## begin RECORDS TO PROCESS

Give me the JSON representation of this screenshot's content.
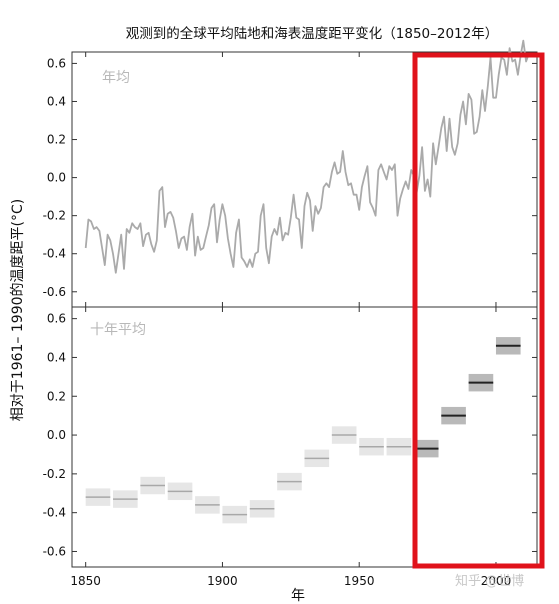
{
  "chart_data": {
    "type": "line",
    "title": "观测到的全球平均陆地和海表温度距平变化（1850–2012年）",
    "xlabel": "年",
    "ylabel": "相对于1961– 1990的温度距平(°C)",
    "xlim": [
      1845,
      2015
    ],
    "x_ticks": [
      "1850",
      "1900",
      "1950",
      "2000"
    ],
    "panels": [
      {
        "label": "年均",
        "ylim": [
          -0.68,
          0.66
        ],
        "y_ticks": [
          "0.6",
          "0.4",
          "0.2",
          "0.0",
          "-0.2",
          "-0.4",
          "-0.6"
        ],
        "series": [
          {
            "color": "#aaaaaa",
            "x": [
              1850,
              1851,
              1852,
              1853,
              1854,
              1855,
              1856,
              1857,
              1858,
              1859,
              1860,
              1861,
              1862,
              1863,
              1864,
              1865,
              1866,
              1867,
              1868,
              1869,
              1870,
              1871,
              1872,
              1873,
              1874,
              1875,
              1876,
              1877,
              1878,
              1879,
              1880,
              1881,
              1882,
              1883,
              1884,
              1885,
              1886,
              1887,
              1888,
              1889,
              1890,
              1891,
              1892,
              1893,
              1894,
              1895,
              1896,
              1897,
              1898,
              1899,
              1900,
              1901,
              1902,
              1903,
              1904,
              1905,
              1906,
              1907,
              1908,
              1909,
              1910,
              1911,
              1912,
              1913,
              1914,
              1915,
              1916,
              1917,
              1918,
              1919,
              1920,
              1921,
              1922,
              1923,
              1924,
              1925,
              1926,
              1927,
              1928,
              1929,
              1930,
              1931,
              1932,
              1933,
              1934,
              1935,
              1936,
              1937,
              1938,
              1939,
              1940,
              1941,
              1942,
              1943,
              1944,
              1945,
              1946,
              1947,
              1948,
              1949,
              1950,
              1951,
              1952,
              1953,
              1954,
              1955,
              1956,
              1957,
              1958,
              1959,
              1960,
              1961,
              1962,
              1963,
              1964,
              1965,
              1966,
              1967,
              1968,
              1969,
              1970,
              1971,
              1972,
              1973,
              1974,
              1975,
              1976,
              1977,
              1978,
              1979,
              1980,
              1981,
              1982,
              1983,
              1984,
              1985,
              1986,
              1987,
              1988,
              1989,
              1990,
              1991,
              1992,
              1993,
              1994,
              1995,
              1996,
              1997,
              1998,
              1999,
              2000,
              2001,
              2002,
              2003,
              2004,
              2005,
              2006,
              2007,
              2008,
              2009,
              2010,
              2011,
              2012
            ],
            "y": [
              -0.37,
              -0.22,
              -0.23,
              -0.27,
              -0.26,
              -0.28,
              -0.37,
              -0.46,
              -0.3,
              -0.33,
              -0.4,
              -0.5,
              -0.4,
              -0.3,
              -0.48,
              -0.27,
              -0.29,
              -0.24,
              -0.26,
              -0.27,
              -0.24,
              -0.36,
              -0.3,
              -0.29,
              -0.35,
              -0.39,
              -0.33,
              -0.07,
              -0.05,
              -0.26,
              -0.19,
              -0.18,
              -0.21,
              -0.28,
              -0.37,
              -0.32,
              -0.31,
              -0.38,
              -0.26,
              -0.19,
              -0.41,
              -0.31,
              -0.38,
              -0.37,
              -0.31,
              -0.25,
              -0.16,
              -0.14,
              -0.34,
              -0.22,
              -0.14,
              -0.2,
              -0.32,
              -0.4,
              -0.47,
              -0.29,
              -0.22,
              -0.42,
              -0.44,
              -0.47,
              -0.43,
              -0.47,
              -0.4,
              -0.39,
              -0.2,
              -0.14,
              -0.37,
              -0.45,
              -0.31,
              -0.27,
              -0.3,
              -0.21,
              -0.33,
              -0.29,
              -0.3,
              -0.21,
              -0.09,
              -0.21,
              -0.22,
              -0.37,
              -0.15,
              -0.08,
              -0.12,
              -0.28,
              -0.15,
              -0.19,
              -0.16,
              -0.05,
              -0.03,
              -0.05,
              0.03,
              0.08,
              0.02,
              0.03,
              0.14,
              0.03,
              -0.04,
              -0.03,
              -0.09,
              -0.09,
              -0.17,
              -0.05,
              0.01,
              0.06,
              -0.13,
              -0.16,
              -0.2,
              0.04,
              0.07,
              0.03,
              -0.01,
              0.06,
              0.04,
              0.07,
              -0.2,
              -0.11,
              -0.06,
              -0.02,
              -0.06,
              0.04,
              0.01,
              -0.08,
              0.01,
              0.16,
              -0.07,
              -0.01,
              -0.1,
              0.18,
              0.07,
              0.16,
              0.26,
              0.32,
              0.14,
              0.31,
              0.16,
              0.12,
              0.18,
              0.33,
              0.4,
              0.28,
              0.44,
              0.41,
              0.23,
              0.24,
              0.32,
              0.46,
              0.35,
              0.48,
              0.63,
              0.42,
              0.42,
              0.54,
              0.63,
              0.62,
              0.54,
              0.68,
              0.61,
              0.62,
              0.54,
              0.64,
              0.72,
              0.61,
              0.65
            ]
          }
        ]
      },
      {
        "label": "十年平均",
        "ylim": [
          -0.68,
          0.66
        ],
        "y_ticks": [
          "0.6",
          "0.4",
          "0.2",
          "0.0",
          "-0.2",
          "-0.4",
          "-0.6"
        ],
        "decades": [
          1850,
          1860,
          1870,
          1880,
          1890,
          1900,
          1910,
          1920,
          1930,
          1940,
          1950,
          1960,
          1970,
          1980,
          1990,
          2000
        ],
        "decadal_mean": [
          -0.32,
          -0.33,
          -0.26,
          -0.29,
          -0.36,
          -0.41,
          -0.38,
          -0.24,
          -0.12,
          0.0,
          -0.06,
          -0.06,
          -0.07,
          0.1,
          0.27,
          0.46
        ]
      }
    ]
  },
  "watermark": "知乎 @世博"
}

## end RECORDS TO PROCESS

**TASK PROMPT**: Omit pictures; set down the rest of the material word for word.

**WRITTEN SOLUTION**:
Give me the JSON representation of this screenshot's content.
{
  "chart_data": {
    "type": "line",
    "title": "观测到的全球平均陆地和海表温度距平变化（1850–2012年）",
    "xlabel": "年",
    "ylabel": "相对于1961– 1990的温度距平(°C)",
    "xlim": [
      1845,
      2015
    ],
    "x_ticks": [
      "1850",
      "1900",
      "1950",
      "2000"
    ],
    "panels": [
      {
        "label": "年均",
        "ylim": [
          -0.68,
          0.66
        ],
        "y_ticks": [
          "0.6",
          "0.4",
          "0.2",
          "0.0",
          "-0.2",
          "-0.4",
          "-0.6"
        ],
        "series": [
          {
            "color": "#aaaaaa",
            "x": [
              1850,
              1851,
              1852,
              1853,
              1854,
              1855,
              1856,
              1857,
              1858,
              1859,
              1860,
              1861,
              1862,
              1863,
              1864,
              1865,
              1866,
              1867,
              1868,
              1869,
              1870,
              1871,
              1872,
              1873,
              1874,
              1875,
              1876,
              1877,
              1878,
              1879,
              1880,
              1881,
              1882,
              1883,
              1884,
              1885,
              1886,
              1887,
              1888,
              1889,
              1890,
              1891,
              1892,
              1893,
              1894,
              1895,
              1896,
              1897,
              1898,
              1899,
              1900,
              1901,
              1902,
              1903,
              1904,
              1905,
              1906,
              1907,
              1908,
              1909,
              1910,
              1911,
              1912,
              1913,
              1914,
              1915,
              1916,
              1917,
              1918,
              1919,
              1920,
              1921,
              1922,
              1923,
              1924,
              1925,
              1926,
              1927,
              1928,
              1929,
              1930,
              1931,
              1932,
              1933,
              1934,
              1935,
              1936,
              1937,
              1938,
              1939,
              1940,
              1941,
              1942,
              1943,
              1944,
              1945,
              1946,
              1947,
              1948,
              1949,
              1950,
              1951,
              1952,
              1953,
              1954,
              1955,
              1956,
              1957,
              1958,
              1959,
              1960,
              1961,
              1962,
              1963,
              1964,
              1965,
              1966,
              1967,
              1968,
              1969,
              1970,
              1971,
              1972,
              1973,
              1974,
              1975,
              1976,
              1977,
              1978,
              1979,
              1980,
              1981,
              1982,
              1983,
              1984,
              1985,
              1986,
              1987,
              1988,
              1989,
              1990,
              1991,
              1992,
              1993,
              1994,
              1995,
              1996,
              1997,
              1998,
              1999,
              2000,
              2001,
              2002,
              2003,
              2004,
              2005,
              2006,
              2007,
              2008,
              2009,
              2010,
              2011,
              2012
            ],
            "y": [
              -0.37,
              -0.22,
              -0.23,
              -0.27,
              -0.26,
              -0.28,
              -0.37,
              -0.46,
              -0.3,
              -0.33,
              -0.4,
              -0.5,
              -0.4,
              -0.3,
              -0.48,
              -0.27,
              -0.29,
              -0.24,
              -0.26,
              -0.27,
              -0.24,
              -0.36,
              -0.3,
              -0.29,
              -0.35,
              -0.39,
              -0.33,
              -0.07,
              -0.05,
              -0.26,
              -0.19,
              -0.18,
              -0.21,
              -0.28,
              -0.37,
              -0.32,
              -0.31,
              -0.38,
              -0.26,
              -0.19,
              -0.41,
              -0.31,
              -0.38,
              -0.37,
              -0.31,
              -0.25,
              -0.16,
              -0.14,
              -0.34,
              -0.22,
              -0.14,
              -0.2,
              -0.32,
              -0.4,
              -0.47,
              -0.29,
              -0.22,
              -0.42,
              -0.44,
              -0.47,
              -0.43,
              -0.47,
              -0.4,
              -0.39,
              -0.2,
              -0.14,
              -0.37,
              -0.45,
              -0.31,
              -0.27,
              -0.3,
              -0.21,
              -0.33,
              -0.29,
              -0.3,
              -0.21,
              -0.09,
              -0.21,
              -0.22,
              -0.37,
              -0.15,
              -0.08,
              -0.12,
              -0.28,
              -0.15,
              -0.19,
              -0.16,
              -0.05,
              -0.03,
              -0.05,
              0.03,
              0.08,
              0.02,
              0.03,
              0.14,
              0.03,
              -0.04,
              -0.03,
              -0.09,
              -0.09,
              -0.17,
              -0.05,
              0.01,
              0.06,
              -0.13,
              -0.16,
              -0.2,
              0.04,
              0.07,
              0.03,
              -0.01,
              0.06,
              0.04,
              0.07,
              -0.2,
              -0.11,
              -0.06,
              -0.02,
              -0.06,
              0.04,
              0.01,
              -0.08,
              0.01,
              0.16,
              -0.07,
              -0.01,
              -0.1,
              0.18,
              0.07,
              0.16,
              0.26,
              0.32,
              0.14,
              0.31,
              0.16,
              0.12,
              0.18,
              0.33,
              0.4,
              0.28,
              0.44,
              0.41,
              0.23,
              0.24,
              0.32,
              0.46,
              0.35,
              0.48,
              0.63,
              0.42,
              0.42,
              0.54,
              0.63,
              0.62,
              0.54,
              0.68,
              0.61,
              0.62,
              0.54,
              0.64,
              0.72,
              0.61,
              0.65
            ]
          }
        ]
      },
      {
        "label": "十年平均",
        "ylim": [
          -0.68,
          0.66
        ],
        "y_ticks": [
          "0.6",
          "0.4",
          "0.2",
          "0.0",
          "-0.2",
          "-0.4",
          "-0.6"
        ],
        "decades": [
          1850,
          1860,
          1870,
          1880,
          1890,
          1900,
          1910,
          1920,
          1930,
          1940,
          1950,
          1960,
          1970,
          1980,
          1990,
          2000
        ],
        "decadal_mean": [
          -0.32,
          -0.33,
          -0.26,
          -0.29,
          -0.36,
          -0.41,
          -0.38,
          -0.24,
          -0.12,
          0.0,
          -0.06,
          -0.06,
          -0.07,
          0.1,
          0.27,
          0.46
        ]
      }
    ]
  },
  "watermark": "知乎 @世博"
}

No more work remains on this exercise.